Supplied records:
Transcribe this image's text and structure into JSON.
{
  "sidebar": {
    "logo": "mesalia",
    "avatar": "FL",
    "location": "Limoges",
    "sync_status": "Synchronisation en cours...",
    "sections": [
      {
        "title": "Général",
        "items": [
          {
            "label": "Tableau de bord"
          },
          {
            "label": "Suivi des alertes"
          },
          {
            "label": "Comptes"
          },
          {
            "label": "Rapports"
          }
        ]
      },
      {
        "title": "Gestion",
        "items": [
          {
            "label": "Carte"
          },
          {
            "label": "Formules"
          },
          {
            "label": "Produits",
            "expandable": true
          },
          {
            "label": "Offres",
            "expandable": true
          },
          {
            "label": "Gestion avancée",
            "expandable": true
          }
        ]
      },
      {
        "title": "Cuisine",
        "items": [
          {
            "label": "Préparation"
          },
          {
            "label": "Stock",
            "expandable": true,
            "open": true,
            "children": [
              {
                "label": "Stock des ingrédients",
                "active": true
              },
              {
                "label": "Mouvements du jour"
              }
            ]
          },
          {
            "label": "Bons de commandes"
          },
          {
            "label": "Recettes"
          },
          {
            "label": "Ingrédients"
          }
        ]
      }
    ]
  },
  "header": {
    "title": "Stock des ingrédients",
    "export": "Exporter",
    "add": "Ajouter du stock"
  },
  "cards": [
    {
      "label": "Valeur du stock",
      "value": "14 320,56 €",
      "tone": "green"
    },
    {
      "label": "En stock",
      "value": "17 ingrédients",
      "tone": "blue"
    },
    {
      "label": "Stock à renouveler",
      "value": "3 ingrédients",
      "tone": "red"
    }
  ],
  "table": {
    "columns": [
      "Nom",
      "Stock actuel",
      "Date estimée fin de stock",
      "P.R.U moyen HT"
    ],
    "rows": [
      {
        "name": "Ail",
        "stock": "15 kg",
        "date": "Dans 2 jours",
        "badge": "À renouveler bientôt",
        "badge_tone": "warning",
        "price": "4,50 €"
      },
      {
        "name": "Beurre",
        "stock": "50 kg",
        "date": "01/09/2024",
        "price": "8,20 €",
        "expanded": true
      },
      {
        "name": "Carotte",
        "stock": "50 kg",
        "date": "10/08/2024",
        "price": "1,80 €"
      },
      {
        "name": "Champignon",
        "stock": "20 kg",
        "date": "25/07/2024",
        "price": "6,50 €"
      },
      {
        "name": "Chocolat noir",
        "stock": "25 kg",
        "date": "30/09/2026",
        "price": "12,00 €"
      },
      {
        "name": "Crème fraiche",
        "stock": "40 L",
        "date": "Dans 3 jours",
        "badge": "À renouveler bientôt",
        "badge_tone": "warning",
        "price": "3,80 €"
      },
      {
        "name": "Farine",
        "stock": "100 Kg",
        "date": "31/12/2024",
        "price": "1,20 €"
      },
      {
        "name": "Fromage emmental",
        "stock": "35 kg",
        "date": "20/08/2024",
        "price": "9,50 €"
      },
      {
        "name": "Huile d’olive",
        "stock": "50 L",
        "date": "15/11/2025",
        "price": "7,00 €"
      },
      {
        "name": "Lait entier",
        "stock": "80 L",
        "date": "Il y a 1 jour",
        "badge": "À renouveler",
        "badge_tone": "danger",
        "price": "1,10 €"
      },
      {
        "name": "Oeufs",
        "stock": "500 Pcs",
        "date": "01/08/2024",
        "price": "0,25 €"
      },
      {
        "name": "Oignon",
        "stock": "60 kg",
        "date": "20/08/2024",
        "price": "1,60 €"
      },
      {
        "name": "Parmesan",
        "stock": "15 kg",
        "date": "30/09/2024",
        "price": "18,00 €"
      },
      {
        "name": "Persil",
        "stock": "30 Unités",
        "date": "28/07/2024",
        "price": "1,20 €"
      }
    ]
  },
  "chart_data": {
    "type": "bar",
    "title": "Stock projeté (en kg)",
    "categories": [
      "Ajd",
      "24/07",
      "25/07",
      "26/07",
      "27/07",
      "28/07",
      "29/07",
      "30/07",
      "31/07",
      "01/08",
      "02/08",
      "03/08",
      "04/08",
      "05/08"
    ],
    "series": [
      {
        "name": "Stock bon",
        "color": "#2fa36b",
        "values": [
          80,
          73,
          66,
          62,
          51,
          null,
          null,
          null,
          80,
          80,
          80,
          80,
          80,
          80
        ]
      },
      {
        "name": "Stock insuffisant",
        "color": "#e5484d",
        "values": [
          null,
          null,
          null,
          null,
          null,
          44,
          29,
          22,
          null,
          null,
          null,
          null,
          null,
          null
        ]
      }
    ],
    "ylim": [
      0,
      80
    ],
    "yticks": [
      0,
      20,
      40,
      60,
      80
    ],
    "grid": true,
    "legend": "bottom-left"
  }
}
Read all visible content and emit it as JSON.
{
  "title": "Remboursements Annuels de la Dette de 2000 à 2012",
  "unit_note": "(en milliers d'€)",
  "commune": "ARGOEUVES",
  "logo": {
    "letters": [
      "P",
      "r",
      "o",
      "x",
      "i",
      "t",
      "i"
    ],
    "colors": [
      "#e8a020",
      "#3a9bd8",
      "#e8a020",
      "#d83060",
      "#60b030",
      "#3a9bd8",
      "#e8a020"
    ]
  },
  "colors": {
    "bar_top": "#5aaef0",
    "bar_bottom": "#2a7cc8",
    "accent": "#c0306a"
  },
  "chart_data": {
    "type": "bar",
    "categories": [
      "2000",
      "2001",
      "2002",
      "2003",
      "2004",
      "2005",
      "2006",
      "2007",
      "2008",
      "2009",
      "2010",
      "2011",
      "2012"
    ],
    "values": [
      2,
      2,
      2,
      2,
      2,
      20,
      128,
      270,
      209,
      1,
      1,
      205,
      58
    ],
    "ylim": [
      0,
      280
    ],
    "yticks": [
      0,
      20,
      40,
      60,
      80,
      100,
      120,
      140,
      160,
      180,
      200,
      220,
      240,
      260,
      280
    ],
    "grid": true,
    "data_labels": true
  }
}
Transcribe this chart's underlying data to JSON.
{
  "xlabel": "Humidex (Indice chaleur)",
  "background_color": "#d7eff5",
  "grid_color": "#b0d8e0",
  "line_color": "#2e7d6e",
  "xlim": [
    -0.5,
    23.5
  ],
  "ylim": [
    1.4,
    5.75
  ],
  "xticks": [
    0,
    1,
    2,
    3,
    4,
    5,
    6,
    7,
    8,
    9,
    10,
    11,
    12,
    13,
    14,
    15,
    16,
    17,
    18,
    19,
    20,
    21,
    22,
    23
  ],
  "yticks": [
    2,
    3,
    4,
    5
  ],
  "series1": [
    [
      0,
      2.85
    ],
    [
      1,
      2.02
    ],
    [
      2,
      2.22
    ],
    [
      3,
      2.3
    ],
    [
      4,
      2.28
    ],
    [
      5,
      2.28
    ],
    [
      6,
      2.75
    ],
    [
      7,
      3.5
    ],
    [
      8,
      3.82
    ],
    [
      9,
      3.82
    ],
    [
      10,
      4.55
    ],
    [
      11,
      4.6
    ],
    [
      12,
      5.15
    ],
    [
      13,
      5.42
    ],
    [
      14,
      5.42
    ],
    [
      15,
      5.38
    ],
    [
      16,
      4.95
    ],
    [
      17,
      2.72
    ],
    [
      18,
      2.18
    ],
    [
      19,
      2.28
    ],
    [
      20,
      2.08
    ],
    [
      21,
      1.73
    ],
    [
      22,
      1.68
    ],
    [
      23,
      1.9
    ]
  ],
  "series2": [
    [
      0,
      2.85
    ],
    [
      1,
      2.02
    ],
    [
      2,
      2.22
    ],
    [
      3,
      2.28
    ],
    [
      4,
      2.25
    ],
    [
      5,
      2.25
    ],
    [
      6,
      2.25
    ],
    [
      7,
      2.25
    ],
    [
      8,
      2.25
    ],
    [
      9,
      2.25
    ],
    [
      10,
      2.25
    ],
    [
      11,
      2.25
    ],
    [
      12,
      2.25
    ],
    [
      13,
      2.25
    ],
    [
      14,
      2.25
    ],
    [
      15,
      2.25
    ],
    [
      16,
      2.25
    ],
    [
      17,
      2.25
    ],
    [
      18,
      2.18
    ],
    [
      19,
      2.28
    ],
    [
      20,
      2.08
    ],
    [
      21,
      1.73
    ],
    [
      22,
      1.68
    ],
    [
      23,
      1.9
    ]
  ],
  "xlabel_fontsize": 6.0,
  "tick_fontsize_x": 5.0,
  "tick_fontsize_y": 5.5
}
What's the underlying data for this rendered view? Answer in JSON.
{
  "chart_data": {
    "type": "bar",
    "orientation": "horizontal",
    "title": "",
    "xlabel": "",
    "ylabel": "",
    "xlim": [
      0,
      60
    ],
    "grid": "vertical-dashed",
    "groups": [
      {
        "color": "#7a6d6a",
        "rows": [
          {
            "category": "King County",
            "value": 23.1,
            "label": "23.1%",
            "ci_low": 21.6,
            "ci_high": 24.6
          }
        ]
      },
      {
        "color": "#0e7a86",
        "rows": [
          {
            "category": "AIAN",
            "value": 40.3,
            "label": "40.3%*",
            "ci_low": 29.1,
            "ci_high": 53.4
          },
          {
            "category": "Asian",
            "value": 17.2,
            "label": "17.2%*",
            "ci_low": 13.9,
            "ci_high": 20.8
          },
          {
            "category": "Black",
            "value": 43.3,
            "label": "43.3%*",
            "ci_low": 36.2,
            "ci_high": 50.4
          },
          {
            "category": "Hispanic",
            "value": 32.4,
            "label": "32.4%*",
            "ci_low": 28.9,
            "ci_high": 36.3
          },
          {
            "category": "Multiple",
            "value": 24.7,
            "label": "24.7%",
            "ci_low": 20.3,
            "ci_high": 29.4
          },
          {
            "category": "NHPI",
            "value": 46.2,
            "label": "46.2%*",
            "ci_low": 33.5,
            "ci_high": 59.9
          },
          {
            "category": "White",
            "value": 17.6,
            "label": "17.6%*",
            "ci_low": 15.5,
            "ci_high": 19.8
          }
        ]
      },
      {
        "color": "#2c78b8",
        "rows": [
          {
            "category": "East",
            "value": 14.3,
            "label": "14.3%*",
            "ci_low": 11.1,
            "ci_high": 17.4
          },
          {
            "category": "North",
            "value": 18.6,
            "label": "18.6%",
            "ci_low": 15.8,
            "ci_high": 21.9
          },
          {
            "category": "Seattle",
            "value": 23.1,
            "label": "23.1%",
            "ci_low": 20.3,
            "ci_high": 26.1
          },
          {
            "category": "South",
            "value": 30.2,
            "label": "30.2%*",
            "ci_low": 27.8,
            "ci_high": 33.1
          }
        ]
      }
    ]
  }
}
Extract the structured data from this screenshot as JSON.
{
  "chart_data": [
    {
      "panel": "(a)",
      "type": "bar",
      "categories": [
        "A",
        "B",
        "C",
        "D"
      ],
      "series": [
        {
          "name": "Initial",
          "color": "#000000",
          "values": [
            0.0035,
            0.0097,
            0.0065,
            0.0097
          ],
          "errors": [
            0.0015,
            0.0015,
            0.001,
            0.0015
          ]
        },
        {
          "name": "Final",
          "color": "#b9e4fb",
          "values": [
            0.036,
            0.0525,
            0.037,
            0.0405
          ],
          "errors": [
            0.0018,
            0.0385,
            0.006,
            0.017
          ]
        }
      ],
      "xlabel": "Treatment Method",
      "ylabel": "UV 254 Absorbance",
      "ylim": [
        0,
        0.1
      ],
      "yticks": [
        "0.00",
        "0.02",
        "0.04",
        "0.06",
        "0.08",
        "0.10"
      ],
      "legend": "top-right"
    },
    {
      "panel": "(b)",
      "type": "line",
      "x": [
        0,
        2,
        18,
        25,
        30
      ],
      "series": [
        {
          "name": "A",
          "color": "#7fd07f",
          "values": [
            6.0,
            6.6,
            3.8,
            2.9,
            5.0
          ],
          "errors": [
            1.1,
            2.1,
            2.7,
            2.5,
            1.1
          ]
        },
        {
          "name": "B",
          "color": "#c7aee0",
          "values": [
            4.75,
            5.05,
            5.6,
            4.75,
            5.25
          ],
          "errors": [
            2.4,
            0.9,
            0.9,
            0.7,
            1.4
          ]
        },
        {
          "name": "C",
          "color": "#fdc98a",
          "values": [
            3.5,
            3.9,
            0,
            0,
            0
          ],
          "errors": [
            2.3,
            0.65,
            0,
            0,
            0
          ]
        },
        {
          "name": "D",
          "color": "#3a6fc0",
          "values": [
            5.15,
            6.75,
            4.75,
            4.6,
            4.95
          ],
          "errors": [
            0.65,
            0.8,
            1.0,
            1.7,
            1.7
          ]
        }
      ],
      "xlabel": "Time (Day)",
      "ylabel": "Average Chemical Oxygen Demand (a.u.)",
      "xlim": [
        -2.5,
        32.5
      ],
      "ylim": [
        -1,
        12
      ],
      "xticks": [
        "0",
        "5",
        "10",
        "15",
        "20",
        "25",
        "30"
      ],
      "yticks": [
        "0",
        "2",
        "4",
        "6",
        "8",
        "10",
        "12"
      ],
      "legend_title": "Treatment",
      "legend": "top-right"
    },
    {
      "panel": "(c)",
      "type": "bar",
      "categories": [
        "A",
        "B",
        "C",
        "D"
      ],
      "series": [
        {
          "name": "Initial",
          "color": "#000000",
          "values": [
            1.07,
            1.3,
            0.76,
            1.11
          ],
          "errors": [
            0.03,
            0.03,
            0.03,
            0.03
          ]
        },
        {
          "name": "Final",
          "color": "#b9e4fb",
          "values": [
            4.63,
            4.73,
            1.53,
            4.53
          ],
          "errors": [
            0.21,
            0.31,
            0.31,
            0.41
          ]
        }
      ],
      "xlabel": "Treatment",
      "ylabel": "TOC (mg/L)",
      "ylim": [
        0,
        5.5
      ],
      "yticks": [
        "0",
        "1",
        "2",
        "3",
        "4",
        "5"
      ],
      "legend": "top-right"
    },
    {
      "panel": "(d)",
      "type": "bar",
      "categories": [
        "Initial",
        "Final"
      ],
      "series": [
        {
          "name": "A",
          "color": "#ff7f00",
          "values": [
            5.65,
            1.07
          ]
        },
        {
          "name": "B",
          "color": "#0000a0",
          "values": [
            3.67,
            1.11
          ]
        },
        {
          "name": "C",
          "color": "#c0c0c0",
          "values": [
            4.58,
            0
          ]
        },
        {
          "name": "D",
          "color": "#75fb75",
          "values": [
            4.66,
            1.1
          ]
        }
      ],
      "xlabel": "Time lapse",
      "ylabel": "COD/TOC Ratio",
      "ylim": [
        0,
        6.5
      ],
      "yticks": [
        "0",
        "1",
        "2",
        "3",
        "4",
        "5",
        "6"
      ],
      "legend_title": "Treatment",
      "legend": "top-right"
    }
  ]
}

What to produce: Take every line above carrying "JSON" and return it.

Solution below:
Transcribe this image's text and structure into JSON.
Read all visible content and emit it as JSON.
Transcribe this chart's underlying data to JSON.
What's the underlying data for this rendered view? Answer in JSON.
Extract the structured data from this screenshot as JSON.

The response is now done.